_Dataset records_.
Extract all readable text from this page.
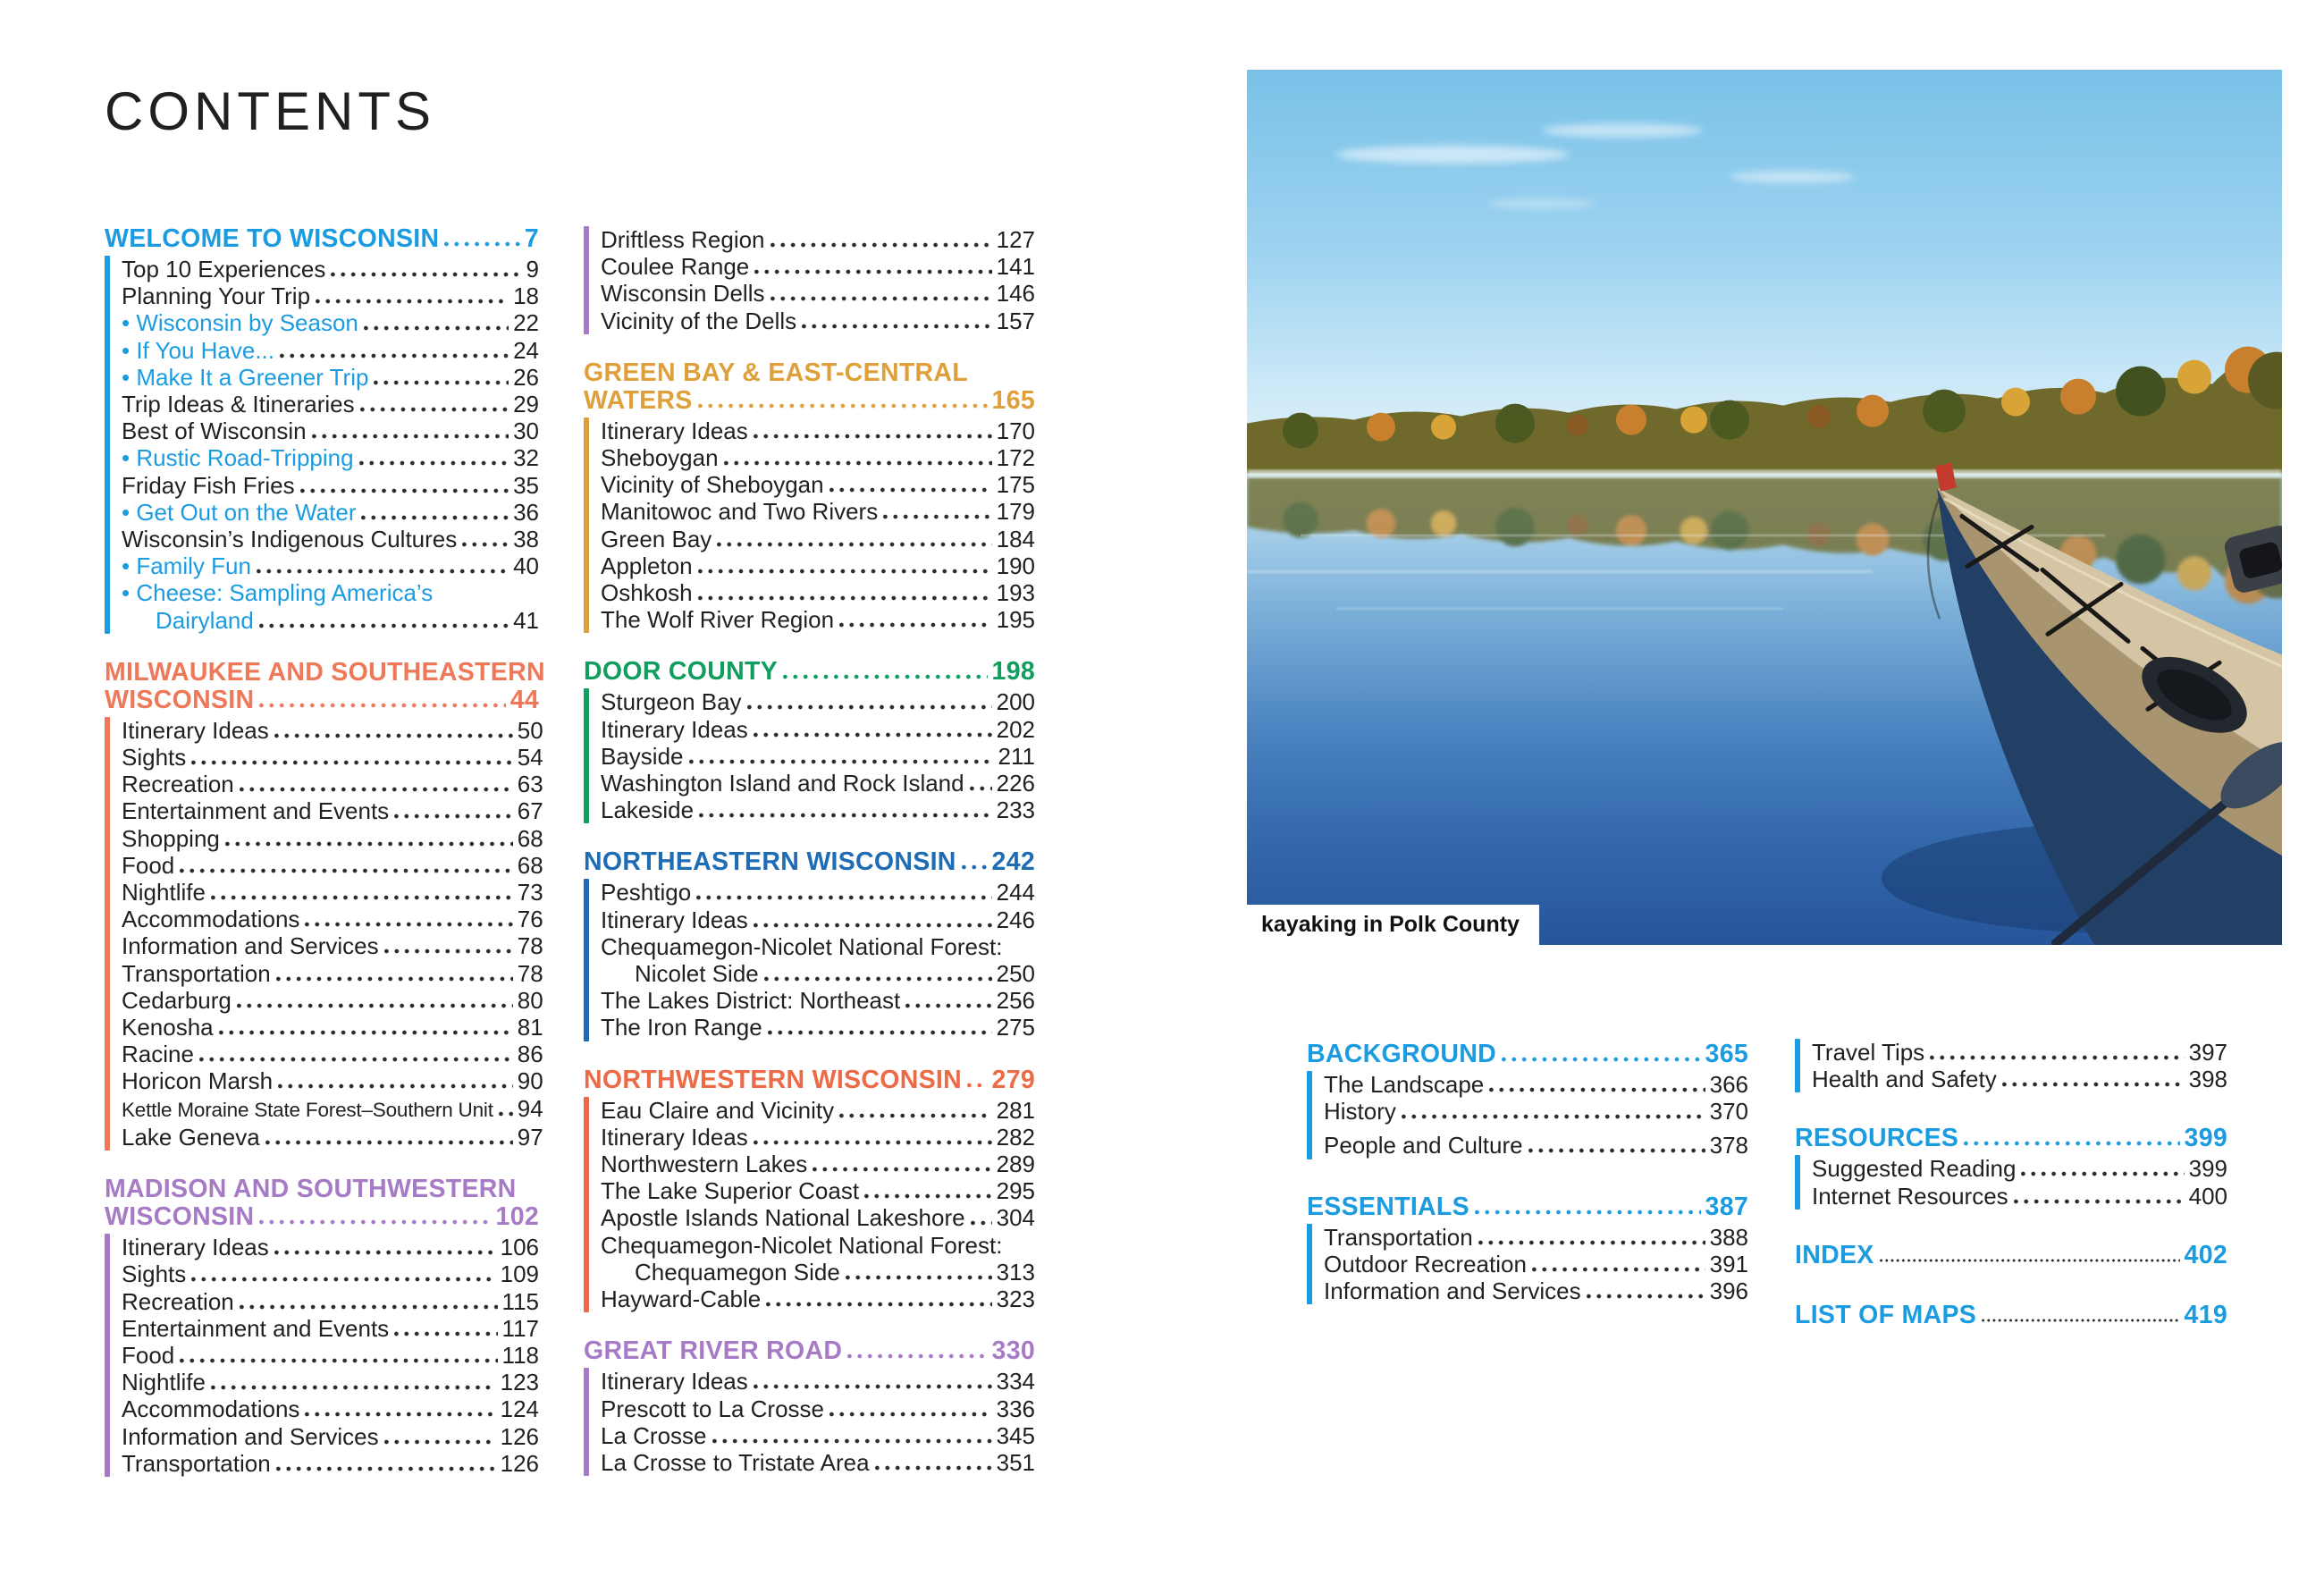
CONTENTS
WELCOME TO WISCONSIN	7
Top 10 Experiences	9
Planning Your Trip	18
• Wisconsin by Season	22
• If You Have...	24
• Make It a Greener Trip	26
Trip Ideas & Itineraries	29
Best of Wisconsin	30
• Rustic Road-Tripping	32
Friday Fish Fries	35
• Get Out on the Water	36
Wisconsin’s Indigenous Cultures 38
• Family Fun	40
• Cheese: Sampling America’s
Dairyland	41
MILWAUKEE AND SOUTHEASTERN
WISCONSIN	44
Itinerary Ideas	50
Sights	54
Recreation	63
Entertainment and Events	67
Shopping	68
Food	68
Nightlife	73
Accommodations	76
Information and Services	78
Transportation	78
Cedarburg	80
Kenosha	81
Racine	86
Horicon Marsh	90
Kettle Moraine State Forest–Southern Unit 94
Lake Geneva	97
MADISON AND SOUTHWESTERN
WISCONSIN	102
Itinerary Ideas	106
Sights	109
Recreation	115
Entertainment and Events	117
Food	118
Nightlife	123
Accommodations	124
Information and Services	126
Transportation	126
Driftless Region	127
Coulee Range	141
Wisconsin Dells	146
Vicinity of the Dells	157
GREEN BAY & EAST-CENTRAL
WATERS	165
Itinerary Ideas	170
Sheboygan	172
Vicinity of Sheboygan	175
Manitowoc and Two Rivers	179
Green Bay	184
Appleton	190
Oshkosh	193
The Wolf River Region	195
DOOR COUNTY	198
Sturgeon Bay	200
Itinerary Ideas	202
Bayside	211
Washington Island and Rock Island 226
Lakeside	233
NORTHEASTERN WISCONSIN 242
Peshtigo	244
Itinerary Ideas	246
Chequamegon-Nicolet National Forest:
Nicolet Side	250
The Lakes District: Northeast	256
The Iron Range	275
NORTHWESTERN WISCONSIN 279
Eau Claire and Vicinity	281
Itinerary Ideas	282
Northwestern Lakes	289
The Lake Superior Coast	295
Apostle Islands National Lakeshore 304
Chequamegon-Nicolet National Forest:
Chequamegon Side	313
Hayward-Cable	323
GREAT RIVER ROAD	330
Itinerary Ideas	334
Prescott to La Crosse	336
La Crosse	345
La Crosse to Tristate Area	351
BACKGROUND	365
The Landscape	366
History	370
People and Culture	378
ESSENTIALS	387
Transportation	388
Outdoor Recreation	391
Information and Services	396
Travel Tips	397
Health and Safety	398
RESOURCES	399
Suggested Reading	399
Internet Resources	400
INDEX	402
LIST OF MAPS	419
kayaking in Polk County
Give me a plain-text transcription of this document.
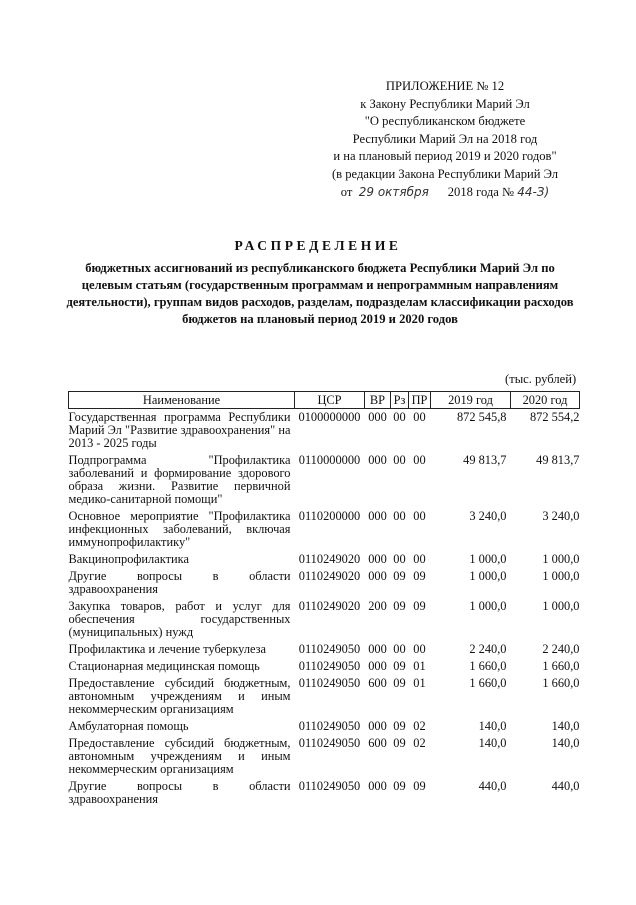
ПРИЛОЖЕНИЕ № 12
к Закону Республики Марий Эл
"О республиканском бюджете
Республики Марий Эл на 2018 год
и на плановый период 2019 и 2020 годов"
(в редакции Закона Республики Марий Эл
от 29 октября 2018 года № 44-З)
РАСПРЕДЕЛЕНИЕ
бюджетных ассигнований из республиканского бюджета Республики Марий Эл по целевым статьям (государственным программам и непрограммным направлениям деятельности), группам видов расходов, разделам, подразделам классификации расходов бюджетов на плановый период 2019 и 2020 годов
(тыс. рублей)
Наименование	ЦСР	ВР	Рз	ПР	2019 год	2020 год
Государственная программа Республики Марий Эл "Развитие здравоохранения" на 2013 - 2025 годы	0100000000	000	00	00	872 545,8	872 554,2
Подпрограмма "Профилактика заболеваний и формирование здорового образа жизни. Развитие первичной медико-санитарной помощи"	0110000000	000	00	00	49 813,7	49 813,7
Основное мероприятие "Профилактика инфекционных заболеваний, включая иммунопрофилактику"	0110200000	000	00	00	3 240,0	3 240,0
Вакцинопрофилактика	0110249020	000	00	00	1 000,0	1 000,0
Другие вопросы в области здравоохранения	0110249020	000	09	09	1 000,0	1 000,0
Закупка товаров, работ и услуг для обеспечения государственных (муниципальных) нужд	0110249020	200	09	09	1 000,0	1 000,0
Профилактика и лечение туберкулеза	0110249050	000	00	00	2 240,0	2 240,0
Стационарная медицинская помощь	0110249050	000	09	01	1 660,0	1 660,0
Предоставление субсидий бюджетным, автономным учреждениям и иным некоммерческим организациям	0110249050	600	09	01	1 660,0	1 660,0
Амбулаторная помощь	0110249050	000	09	02	140,0	140,0
Предоставление субсидий бюджетным, автономным учреждениям и иным некоммерческим организациям	0110249050	600	09	02	140,0	140,0
Другие вопросы в области здравоохранения	0110249050	000	09	09	440,0	440,0
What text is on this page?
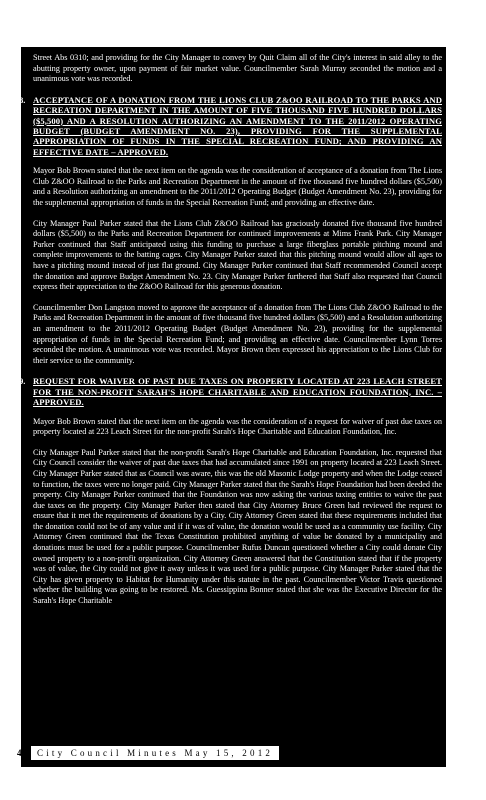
Street Abs 0310; and providing for the City Manager to convey by Quit Claim all of the City's interest in said alley to the abutting property owner, upon payment of fair market value. Councilmember Sarah Murray seconded the motion and a unanimous vote was recorded.

8. ACCEPTANCE OF A DONATION FROM THE LIONS CLUB Z&OO RAILROAD TO THE PARKS AND RECREATION DEPARTMENT IN THE AMOUNT OF FIVE THOUSAND FIVE HUNDRED DOLLARS ($5,500) AND A RESOLUTION AUTHORIZING AN AMENDMENT TO THE 2011/2012 OPERATING BUDGET (BUDGET AMENDMENT NO. 23), PROVIDING FOR THE SUPPLEMENTAL APPROPRIATION OF FUNDS IN THE SPECIAL RECREATION FUND; AND PROVIDING AN EFFECTIVE DATE – APPROVED.

Mayor Bob Brown stated that the next item on the agenda was the consideration of acceptance of a donation from The Lions Club Z&OO Railroad to the Parks and Recreation Department in the amount of five thousand five hundred dollars ($5,500) and a Resolution authorizing an amendment to the 2011/2012 Operating Budget (Budget Amendment No. 23), providing for the supplemental appropriation of funds in the Special Recreation Fund; and providing an effective date.

City Manager Paul Parker stated that the Lions Club Z&OO Railroad has graciously donated five thousand five hundred dollars ($5,500) to the Parks and Recreation Department for continued improvements at Mims Frank Park. City Manager Parker continued that Staff anticipated using this funding to purchase a large fiberglass portable pitching mound and complete improvements to the batting cages. City Manager Parker stated that this pitching mound would allow all ages to have a pitching mound instead of just flat ground. City Manager Parker continued that Staff recommended Council accept the donation and approve Budget Amendment No. 23. City Manager Parker furthered that Staff also requested that Council express their appreciation to the Z&OO Railroad for this generous donation.

Councilmember Don Langston moved to approve the acceptance of a donation from The Lions Club Z&OO Railroad to the Parks and Recreation Department in the amount of five thousand five hundred dollars ($5,500) and a Resolution authorizing an amendment to the 2011/2012 Operating Budget (Budget Amendment No. 23), providing for the supplemental appropriation of funds in the Special Recreation Fund; and providing an effective date. Councilmember Lynn Torres seconded the motion. A unanimous vote was recorded. Mayor Brown then expressed his appreciation to the Lions Club for their service to the community.

9. REQUEST FOR WAIVER OF PAST DUE TAXES ON PROPERTY LOCATED AT 223 LEACH STREET FOR THE NON-PROFIT SARAH'S HOPE CHARITABLE AND EDUCATION FOUNDATION, INC. – APPROVED.

Mayor Bob Brown stated that the next item on the agenda was the consideration of a request for waiver of past due taxes on property located at 223 Leach Street for the non-profit Sarah's Hope Charitable and Education Foundation, Inc.

City Manager Paul Parker stated that the non-profit Sarah's Hope Charitable and Education Foundation, Inc. requested that City Council consider the waiver of past due taxes that had accumulated since 1991 on property located at 223 Leach Street. City Manager Parker stated that as Council was aware, this was the old Masonic Lodge property and when the Lodge ceased to function, the taxes were no longer paid. City Manager Parker stated that the Sarah's Hope Foundation had been deeded the property. City Manager Parker continued that the Foundation was now asking the various taxing entities to waive the past due taxes on the property. City Manager Parker then stated that City Attorney Bruce Green had reviewed the request to ensure that it met the requirements of donations by a City. City Attorney Green stated that these requirements included that the donation could not be of any value and if it was of value, the donation would be used as a community use facility. City Attorney Green continued that the Texas Constitution prohibited anything of value be donated by a municipality and donations must be used for a public purpose. Councilmember Rufus Duncan questioned whether a City could donate City owned property to a non-profit organization. City Attorney Green answered that the Constitution stated that if the property was of value, the City could not give it away unless it was used for a public purpose. City Manager Parker stated that the City has given property to Habitat for Humanity under this statute in the past. Councilmember Victor Travis questioned whether the building was going to be restored. Ms. Guessippina Bonner stated that she was the Executive Director for the Sarah's Hope Charitable

4	City Council Minutes May 15, 2012
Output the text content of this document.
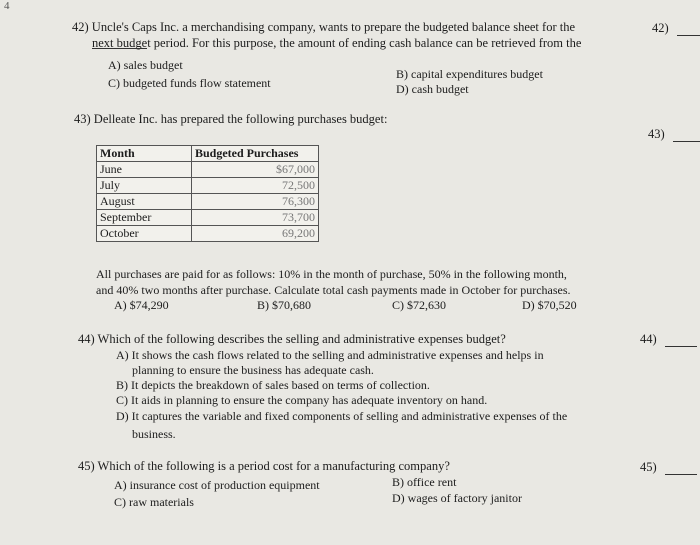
4
42) Uncle's Caps Inc. a merchandising company, wants to prepare the budgeted balance sheet for the
next budget period. For this purpose, the amount of ending cash balance can be retrieved from the
42)
A) sales budget
B) capital expenditures budget
C) budgeted funds flow statement	D) cash budget
43) Delleate Inc. has prepared the following purchases budget:
43)
Month	Budgeted Purchases
June	$67,000
July	72,500
August	76,300
September	73,700
October	69,200
All purchases are paid for as follows: 10% in the month of purchase, 50% in the following month,
and 40% two months after purchase. Calculate total cash payments made in October for purchases.
A) $74,290	B) $70,680	C) $72,630	D) $70,520
44) Which of the following describes the selling and administrative expenses budget?	44)
A) It shows the cash flows related to the selling and administrative expenses and helps in
planning to ensure the business has adequate cash.
B) It depicts the breakdown of sales based on terms of collection.
C) It aids in planning to ensure the company has adequate inventory on hand.
D) It captures the variable and fixed components of selling and administrative expenses of the
business.
45) Which of the following is a period cost for a manufacturing company?	45)
A) insurance cost of production equipment	B) office rent
C) raw materials	D) wages of factory janitor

_GIVEN REQUEST_. Where a line of the entries contains the word "October", copy that line.

_FINISHED TASK_.
October	69,200
and 40% two months after purchase. Calculate total cash payments made in October for purchases.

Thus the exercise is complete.